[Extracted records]

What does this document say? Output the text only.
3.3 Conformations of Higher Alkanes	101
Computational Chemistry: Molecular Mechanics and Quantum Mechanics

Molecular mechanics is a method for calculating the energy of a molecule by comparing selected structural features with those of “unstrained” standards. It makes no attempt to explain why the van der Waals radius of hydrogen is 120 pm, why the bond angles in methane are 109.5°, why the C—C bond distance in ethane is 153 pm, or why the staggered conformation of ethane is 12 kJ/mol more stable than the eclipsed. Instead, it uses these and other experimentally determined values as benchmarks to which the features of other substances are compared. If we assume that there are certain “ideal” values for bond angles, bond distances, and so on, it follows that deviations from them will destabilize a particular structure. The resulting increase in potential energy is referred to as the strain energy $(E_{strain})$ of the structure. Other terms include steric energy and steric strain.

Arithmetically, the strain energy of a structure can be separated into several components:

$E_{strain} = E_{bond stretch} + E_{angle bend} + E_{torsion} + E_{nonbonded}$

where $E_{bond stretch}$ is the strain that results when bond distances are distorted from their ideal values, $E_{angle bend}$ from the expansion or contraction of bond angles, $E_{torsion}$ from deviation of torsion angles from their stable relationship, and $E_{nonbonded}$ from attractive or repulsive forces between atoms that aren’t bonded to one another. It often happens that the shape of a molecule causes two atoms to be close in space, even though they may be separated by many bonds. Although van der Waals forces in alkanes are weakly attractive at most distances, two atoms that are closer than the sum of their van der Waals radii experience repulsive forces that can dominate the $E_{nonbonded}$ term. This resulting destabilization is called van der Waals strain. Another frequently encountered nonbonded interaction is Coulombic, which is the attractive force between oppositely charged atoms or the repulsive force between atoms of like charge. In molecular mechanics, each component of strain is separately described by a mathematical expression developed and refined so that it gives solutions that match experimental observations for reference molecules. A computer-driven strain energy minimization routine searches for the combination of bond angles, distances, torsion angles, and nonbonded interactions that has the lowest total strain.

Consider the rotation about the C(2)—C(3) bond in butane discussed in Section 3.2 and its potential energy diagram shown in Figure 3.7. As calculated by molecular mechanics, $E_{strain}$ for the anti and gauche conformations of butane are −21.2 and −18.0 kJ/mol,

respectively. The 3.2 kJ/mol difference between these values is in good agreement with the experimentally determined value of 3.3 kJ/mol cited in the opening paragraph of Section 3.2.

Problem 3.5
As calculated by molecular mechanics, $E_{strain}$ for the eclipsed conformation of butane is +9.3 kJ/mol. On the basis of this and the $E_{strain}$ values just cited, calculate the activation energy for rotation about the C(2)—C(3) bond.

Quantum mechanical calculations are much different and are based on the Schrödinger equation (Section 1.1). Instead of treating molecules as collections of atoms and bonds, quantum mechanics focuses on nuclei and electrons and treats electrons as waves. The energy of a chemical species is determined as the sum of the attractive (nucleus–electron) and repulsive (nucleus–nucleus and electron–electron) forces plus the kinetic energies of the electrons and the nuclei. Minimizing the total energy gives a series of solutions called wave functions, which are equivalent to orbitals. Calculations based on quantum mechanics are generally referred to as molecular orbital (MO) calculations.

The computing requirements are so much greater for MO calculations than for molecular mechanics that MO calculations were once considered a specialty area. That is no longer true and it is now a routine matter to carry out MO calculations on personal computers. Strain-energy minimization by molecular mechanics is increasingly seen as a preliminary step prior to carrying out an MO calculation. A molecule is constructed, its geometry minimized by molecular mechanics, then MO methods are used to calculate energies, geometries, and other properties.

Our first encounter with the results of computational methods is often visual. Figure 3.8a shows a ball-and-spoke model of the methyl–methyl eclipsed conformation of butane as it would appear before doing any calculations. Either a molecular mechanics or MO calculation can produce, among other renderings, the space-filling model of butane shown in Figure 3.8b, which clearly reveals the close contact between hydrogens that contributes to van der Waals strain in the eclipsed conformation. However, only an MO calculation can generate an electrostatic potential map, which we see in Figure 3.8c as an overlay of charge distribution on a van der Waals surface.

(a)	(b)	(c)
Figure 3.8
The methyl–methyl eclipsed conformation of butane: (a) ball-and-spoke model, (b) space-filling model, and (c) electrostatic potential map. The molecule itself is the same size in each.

- **SHORT EXERCISE**
Print the whole listing exactly as it is.

- **RESPONSE**
What does this document say? Output the text only.
3.3 Conformations of Higher Alkanes	101
Computational Chemistry: Molecular Mechanics and Quantum Mechanics

Molecular mechanics is a method for calculating the energy of a molecule by comparing selected structural features with those of “unstrained” standards. It makes no attempt to explain why the van der Waals radius of hydrogen is 120 pm, why the bond angles in methane are 109.5°, why the C—C bond distance in ethane is 153 pm, or why the staggered conformation of ethane is 12 kJ/mol more stable than the eclipsed. Instead, it uses these and other experimentally determined values as benchmarks to which the features of other substances are compared. If we assume that there are certain “ideal” values for bond angles, bond distances, and so on, it follows that deviations from them will destabilize a particular structure. The resulting increase in potential energy is referred to as the strain energy $(E_{strain})$ of the structure. Other terms include steric energy and steric strain.

Arithmetically, the strain energy of a structure can be separated into several components:

$E_{strain} = E_{bond stretch} + E_{angle bend} + E_{torsion} + E_{nonbonded}$

where $E_{bond stretch}$ is the strain that results when bond distances are distorted from their ideal values, $E_{angle bend}$ from the expansion or contraction of bond angles, $E_{torsion}$ from deviation of torsion angles from their stable relationship, and $E_{nonbonded}$ from attractive or repulsive forces between atoms that aren’t bonded to one another. It often happens that the shape of a molecule causes two atoms to be close in space, even though they may be separated by many bonds. Although van der Waals forces in alkanes are weakly attractive at most distances, two atoms that are closer than the sum of their van der Waals radii experience repulsive forces that can dominate the $E_{nonbonded}$ term. This resulting destabilization is called van der Waals strain. Another frequently encountered nonbonded interaction is Coulombic, which is the attractive force between oppositely charged atoms or the repulsive force between atoms of like charge. In molecular mechanics, each component of strain is separately described by a mathematical expression developed and refined so that it gives solutions that match experimental observations for reference molecules. A computer-driven strain energy minimization routine searches for the combination of bond angles, distances, torsion angles, and nonbonded interactions that has the lowest total strain.

Consider the rotation about the C(2)—C(3) bond in butane discussed in Section 3.2 and its potential energy diagram shown in Figure 3.7. As calculated by molecular mechanics, $E_{strain}$ for the anti and gauche conformations of butane are −21.2 and −18.0 kJ/mol,

respectively. The 3.2 kJ/mol difference between these values is in good agreement with the experimentally determined value of 3.3 kJ/mol cited in the opening paragraph of Section 3.2.

Problem 3.5
As calculated by molecular mechanics, $E_{strain}$ for the eclipsed conformation of butane is +9.3 kJ/mol. On the basis of this and the $E_{strain}$ values just cited, calculate the activation energy for rotation about the C(2)—C(3) bond.

Quantum mechanical calculations are much different and are based on the Schrödinger equation (Section 1.1). Instead of treating molecules as collections of atoms and bonds, quantum mechanics focuses on nuclei and electrons and treats electrons as waves. The energy of a chemical species is determined as the sum of the attractive (nucleus–electron) and repulsive (nucleus–nucleus and electron–electron) forces plus the kinetic energies of the electrons and the nuclei. Minimizing the total energy gives a series of solutions called wave functions, which are equivalent to orbitals. Calculations based on quantum mechanics are generally referred to as molecular orbital (MO) calculations.

The computing requirements are so much greater for MO calculations than for molecular mechanics that MO calculations were once considered a specialty area. That is no longer true and it is now a routine matter to carry out MO calculations on personal computers. Strain-energy minimization by molecular mechanics is increasingly seen as a preliminary step prior to carrying out an MO calculation. A molecule is constructed, its geometry minimized by molecular mechanics, then MO methods are used to calculate energies, geometries, and other properties.

Our first encounter with the results of computational methods is often visual. Figure 3.8a shows a ball-and-spoke model of the methyl–methyl eclipsed conformation of butane as it would appear before doing any calculations. Either a molecular mechanics or MO calculation can produce, among other renderings, the space-filling model of butane shown in Figure 3.8b, which clearly reveals the close contact between hydrogens that contributes to van der Waals strain in the eclipsed conformation. However, only an MO calculation can generate an electrostatic potential map, which we see in Figure 3.8c as an overlay of charge distribution on a van der Waals surface.

(a)	(b)	(c)
Figure 3.8
The methyl–methyl eclipsed conformation of butane: (a) ball-and-spoke model, (b) space-filling model, and (c) electrostatic potential map. The molecule itself is the same size in each.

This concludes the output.